▶

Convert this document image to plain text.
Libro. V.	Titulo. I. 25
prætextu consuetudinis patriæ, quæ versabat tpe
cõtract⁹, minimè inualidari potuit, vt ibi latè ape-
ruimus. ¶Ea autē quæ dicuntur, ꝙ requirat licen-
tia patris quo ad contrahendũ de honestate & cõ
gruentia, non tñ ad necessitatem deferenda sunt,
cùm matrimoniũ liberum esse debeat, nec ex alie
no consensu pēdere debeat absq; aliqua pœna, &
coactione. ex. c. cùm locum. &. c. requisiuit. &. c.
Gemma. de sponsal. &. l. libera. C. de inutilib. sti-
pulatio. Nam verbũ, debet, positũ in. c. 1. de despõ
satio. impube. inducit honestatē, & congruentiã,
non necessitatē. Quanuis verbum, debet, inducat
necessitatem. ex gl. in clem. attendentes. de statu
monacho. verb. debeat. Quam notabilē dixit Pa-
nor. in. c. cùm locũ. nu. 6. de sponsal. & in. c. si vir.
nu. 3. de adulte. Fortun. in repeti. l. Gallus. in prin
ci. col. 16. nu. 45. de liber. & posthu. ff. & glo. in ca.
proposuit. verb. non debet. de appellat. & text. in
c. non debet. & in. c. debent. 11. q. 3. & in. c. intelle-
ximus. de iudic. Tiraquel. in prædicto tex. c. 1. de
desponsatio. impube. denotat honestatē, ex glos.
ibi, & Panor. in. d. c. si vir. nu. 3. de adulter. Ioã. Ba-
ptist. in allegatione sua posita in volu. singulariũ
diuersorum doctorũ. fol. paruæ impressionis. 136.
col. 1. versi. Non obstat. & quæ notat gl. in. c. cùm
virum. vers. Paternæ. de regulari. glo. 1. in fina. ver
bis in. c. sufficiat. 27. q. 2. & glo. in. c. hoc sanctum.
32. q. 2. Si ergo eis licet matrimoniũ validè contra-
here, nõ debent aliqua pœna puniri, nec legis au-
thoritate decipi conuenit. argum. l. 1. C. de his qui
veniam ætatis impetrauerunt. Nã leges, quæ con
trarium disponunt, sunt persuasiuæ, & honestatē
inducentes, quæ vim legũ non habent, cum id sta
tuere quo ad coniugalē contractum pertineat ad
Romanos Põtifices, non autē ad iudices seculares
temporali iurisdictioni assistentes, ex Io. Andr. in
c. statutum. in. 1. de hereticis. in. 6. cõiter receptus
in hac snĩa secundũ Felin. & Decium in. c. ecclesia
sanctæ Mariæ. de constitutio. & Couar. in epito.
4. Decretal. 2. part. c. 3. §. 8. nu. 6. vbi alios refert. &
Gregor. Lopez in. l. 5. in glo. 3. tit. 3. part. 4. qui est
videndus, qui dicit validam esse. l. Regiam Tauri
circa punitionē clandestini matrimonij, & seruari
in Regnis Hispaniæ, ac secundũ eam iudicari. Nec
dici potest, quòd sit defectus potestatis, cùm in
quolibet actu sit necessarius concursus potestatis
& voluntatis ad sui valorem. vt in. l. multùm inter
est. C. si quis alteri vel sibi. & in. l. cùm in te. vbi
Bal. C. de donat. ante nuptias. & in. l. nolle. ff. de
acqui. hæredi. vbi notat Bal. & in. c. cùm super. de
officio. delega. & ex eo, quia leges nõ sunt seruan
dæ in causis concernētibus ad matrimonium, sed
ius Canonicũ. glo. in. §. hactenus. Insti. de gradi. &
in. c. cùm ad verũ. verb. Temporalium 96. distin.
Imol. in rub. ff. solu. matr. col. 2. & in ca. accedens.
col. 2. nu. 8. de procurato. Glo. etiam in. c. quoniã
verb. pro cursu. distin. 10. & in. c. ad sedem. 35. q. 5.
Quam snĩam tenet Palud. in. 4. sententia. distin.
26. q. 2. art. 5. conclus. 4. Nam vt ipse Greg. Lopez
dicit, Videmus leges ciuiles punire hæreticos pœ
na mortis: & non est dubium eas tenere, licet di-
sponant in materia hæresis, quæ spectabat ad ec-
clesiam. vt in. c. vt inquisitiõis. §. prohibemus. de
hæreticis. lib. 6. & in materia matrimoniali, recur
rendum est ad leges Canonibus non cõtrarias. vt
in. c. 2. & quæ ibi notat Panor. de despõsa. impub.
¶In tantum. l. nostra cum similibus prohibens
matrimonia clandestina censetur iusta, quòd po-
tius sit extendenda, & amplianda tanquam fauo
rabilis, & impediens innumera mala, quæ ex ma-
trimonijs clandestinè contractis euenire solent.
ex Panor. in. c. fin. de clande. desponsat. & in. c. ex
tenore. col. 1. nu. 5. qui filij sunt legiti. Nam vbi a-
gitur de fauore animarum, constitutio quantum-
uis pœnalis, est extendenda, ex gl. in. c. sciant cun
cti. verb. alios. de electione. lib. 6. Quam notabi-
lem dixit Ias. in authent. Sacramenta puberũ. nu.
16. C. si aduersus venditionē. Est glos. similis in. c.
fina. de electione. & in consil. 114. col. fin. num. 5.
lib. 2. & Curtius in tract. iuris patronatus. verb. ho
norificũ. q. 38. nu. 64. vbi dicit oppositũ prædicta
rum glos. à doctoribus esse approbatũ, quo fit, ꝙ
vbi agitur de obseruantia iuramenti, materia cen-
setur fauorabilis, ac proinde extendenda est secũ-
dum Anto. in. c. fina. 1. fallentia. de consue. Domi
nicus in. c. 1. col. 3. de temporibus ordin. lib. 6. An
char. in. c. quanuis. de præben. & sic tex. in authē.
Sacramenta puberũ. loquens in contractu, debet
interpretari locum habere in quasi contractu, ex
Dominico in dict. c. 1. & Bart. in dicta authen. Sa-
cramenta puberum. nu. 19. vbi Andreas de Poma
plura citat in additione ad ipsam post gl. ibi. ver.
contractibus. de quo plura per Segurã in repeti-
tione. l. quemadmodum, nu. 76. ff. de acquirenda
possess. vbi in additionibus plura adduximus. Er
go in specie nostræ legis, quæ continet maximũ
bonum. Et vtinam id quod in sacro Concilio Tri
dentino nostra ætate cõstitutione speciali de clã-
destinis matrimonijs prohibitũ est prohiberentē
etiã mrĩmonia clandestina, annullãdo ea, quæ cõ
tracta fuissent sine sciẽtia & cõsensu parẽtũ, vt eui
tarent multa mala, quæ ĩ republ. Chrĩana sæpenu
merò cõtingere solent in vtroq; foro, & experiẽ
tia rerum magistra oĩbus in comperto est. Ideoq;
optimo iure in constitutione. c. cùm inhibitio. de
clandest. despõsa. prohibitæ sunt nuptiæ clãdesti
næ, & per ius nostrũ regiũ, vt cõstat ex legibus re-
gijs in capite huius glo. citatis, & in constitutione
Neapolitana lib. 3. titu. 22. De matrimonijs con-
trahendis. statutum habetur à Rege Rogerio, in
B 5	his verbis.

◀

> Written instruction
Go through the entries above and copy every line containing "sunt".

> Output of the task
gruentia, non tñ ad necessitatem deferenda sunt,
trarium disponunt, sunt persuasiuæ, & honestatē
officio. delega. & ex eo, quia leges nõ sunt seruan
tenore. col. 1. nu. 5. qui filij sunt legiti. Nam vbi a-
clandest. despõsa. prohibitæ sunt nuptiæ clãdesti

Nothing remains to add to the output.